▸ **What is expected**:
Transcribe the material below exactly as it appears.

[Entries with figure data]
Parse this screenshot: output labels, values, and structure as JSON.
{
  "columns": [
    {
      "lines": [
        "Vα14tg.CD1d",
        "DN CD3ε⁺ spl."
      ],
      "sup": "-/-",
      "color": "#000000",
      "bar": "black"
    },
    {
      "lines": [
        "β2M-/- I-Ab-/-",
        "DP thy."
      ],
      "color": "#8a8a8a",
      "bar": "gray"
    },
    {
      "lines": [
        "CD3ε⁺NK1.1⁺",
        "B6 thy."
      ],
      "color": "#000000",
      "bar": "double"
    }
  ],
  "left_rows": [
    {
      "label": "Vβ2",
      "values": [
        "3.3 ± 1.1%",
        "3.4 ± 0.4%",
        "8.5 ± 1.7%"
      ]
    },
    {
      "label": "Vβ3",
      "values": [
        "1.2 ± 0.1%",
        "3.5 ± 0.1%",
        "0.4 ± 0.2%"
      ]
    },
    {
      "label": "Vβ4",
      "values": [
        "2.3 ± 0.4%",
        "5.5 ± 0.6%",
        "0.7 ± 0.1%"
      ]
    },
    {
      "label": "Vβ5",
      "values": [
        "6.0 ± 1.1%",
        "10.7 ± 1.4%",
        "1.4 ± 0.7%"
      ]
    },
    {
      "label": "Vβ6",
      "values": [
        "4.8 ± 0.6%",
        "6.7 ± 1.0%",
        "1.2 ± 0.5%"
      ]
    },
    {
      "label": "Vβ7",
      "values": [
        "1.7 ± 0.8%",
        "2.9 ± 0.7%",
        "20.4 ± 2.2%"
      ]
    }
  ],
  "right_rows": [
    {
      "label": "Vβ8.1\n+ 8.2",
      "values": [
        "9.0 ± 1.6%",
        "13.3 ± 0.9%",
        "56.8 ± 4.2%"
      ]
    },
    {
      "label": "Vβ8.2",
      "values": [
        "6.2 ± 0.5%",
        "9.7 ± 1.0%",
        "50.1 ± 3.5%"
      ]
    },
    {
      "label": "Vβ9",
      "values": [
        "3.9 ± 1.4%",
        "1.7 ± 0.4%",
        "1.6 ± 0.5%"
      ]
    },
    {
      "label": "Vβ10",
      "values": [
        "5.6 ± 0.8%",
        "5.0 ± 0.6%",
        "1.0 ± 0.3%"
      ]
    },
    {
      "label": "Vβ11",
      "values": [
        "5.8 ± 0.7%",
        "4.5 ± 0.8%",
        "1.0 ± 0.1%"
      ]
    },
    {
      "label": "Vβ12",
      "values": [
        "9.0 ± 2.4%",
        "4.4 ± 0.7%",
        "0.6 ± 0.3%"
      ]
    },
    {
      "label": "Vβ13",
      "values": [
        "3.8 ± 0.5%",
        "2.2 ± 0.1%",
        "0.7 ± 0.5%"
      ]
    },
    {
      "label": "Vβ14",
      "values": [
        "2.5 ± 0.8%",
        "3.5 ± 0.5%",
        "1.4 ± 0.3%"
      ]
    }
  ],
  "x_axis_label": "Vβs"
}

▸ **Task response**:
Parse this screenshot: output labels, values, and structure as JSON.
{
  "columns": [
    {
      "lines": [
        "Vα14tg.CD1d",
        "DN CD3ε⁺ spl."
      ],
      "sup": "-/-",
      "color": "#000000",
      "bar": "black"
    },
    {
      "lines": [
        "β2M-/- I-Ab-/-",
        "DP thy."
      ],
      "color": "#8a8a8a",
      "bar": "gray"
    },
    {
      "lines": [
        "CD3ε⁺NK1.1⁺",
        "B6 thy."
      ],
      "color": "#000000",
      "bar": "double"
    }
  ],
  "left_rows": [
    {
      "label": "Vβ2",
      "values": [
        "3.3 ± 1.1%",
        "3.4 ± 0.4%",
        "8.5 ± 1.7%"
      ]
    },
    {
      "label": "Vβ3",
      "values": [
        "1.2 ± 0.1%",
        "3.5 ± 0.1%",
        "0.4 ± 0.2%"
      ]
    },
    {
      "label": "Vβ4",
      "values": [
        "2.3 ± 0.4%",
        "5.5 ± 0.6%",
        "0.7 ± 0.1%"
      ]
    },
    {
      "label": "Vβ5",
      "values": [
        "6.0 ± 1.1%",
        "10.7 ± 1.4%",
        "1.4 ± 0.7%"
      ]
    },
    {
      "label": "Vβ6",
      "values": [
        "4.8 ± 0.6%",
        "6.7 ± 1.0%",
        "1.2 ± 0.5%"
      ]
    },
    {
      "label": "Vβ7",
      "values": [
        "1.7 ± 0.8%",
        "2.9 ± 0.7%",
        "20.4 ± 2.2%"
      ]
    }
  ],
  "right_rows": [
    {
      "label": "Vβ8.1\n+ 8.2",
      "values": [
        "9.0 ± 1.6%",
        "13.3 ± 0.9%",
        "56.8 ± 4.2%"
      ]
    },
    {
      "label": "Vβ8.2",
      "values": [
        "6.2 ± 0.5%",
        "9.7 ± 1.0%",
        "50.1 ± 3.5%"
      ]
    },
    {
      "label": "Vβ9",
      "values": [
        "3.9 ± 1.4%",
        "1.7 ± 0.4%",
        "1.6 ± 0.5%"
      ]
    },
    {
      "label": "Vβ10",
      "values": [
        "5.6 ± 0.8%",
        "5.0 ± 0.6%",
        "1.0 ± 0.3%"
      ]
    },
    {
      "label": "Vβ11",
      "values": [
        "5.8 ± 0.7%",
        "4.5 ± 0.8%",
        "1.0 ± 0.1%"
      ]
    },
    {
      "label": "Vβ12",
      "values": [
        "9.0 ± 2.4%",
        "4.4 ± 0.7%",
        "0.6 ± 0.3%"
      ]
    },
    {
      "label": "Vβ13",
      "values": [
        "3.8 ± 0.5%",
        "2.2 ± 0.1%",
        "0.7 ± 0.5%"
      ]
    },
    {
      "label": "Vβ14",
      "values": [
        "2.5 ± 0.8%",
        "3.5 ± 0.5%",
        "1.4 ± 0.3%"
      ]
    }
  ],
  "x_axis_label": "Vβs"
}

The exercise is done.